■ **OBJECTIVE**:
Exactly as given, write out the lines from the one containing "Read out every word on this page." through the end of the listing, with both ends included and nothing else.

■ **DATA SHOWN**:
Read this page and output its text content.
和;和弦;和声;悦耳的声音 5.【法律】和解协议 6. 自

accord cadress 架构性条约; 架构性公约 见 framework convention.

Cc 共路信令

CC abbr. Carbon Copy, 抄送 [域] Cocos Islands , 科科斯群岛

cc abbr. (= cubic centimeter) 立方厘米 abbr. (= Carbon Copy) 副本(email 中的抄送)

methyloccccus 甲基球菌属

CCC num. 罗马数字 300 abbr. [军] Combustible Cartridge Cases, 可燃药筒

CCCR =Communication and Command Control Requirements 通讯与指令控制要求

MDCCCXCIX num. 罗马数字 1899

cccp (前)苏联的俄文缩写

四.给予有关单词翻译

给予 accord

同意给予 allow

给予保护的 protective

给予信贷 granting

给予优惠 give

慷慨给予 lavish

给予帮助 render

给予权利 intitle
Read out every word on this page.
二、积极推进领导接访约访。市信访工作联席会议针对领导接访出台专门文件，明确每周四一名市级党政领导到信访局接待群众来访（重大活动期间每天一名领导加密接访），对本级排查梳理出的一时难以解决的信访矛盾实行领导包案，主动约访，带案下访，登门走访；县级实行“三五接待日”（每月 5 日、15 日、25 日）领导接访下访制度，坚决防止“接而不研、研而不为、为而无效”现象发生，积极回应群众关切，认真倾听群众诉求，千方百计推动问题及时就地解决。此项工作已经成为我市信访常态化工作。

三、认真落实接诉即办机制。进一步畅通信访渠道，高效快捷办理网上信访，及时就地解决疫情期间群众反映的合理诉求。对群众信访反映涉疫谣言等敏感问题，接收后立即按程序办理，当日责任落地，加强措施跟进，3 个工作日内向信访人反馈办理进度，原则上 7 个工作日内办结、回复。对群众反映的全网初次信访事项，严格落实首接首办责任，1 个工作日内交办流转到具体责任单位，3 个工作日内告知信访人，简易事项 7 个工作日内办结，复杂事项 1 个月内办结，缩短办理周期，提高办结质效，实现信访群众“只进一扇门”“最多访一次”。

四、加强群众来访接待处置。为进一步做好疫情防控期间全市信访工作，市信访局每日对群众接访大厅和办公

■ **ANSWER**:
Read out every word on this page.
二、积极推进领导接访约访。市信访工作联席会议针对领导接访出台专门文件，明确每周四一名市级党政领导到信访局接待群众来访（重大活动期间每天一名领导加密接访），对本级排查梳理出的一时难以解决的信访矛盾实行领导包案，主动约访，带案下访，登门走访；县级实行“三五接待日”（每月 5 日、15 日、25 日）领导接访下访制度，坚决防止“接而不研、研而不为、为而无效”现象发生，积极回应群众关切，认真倾听群众诉求，千方百计推动问题及时就地解决。此项工作已经成为我市信访常态化工作。

三、认真落实接诉即办机制。进一步畅通信访渠道，高效快捷办理网上信访，及时就地解决疫情期间群众反映的合理诉求。对群众信访反映涉疫谣言等敏感问题，接收后立即按程序办理，当日责任落地，加强措施跟进，3 个工作日内向信访人反馈办理进度，原则上 7 个工作日内办结、回复。对群众反映的全网初次信访事项，严格落实首接首办责任，1 个工作日内交办流转到具体责任单位，3 个工作日内告知信访人，简易事项 7 个工作日内办结，复杂事项 1 个月内办结，缩短办理周期，提高办结质效，实现信访群众“只进一扇门”“最多访一次”。

四、加强群众来访接待处置。为进一步做好疫情防控期间全市信访工作，市信访局每日对群众接访大厅和办公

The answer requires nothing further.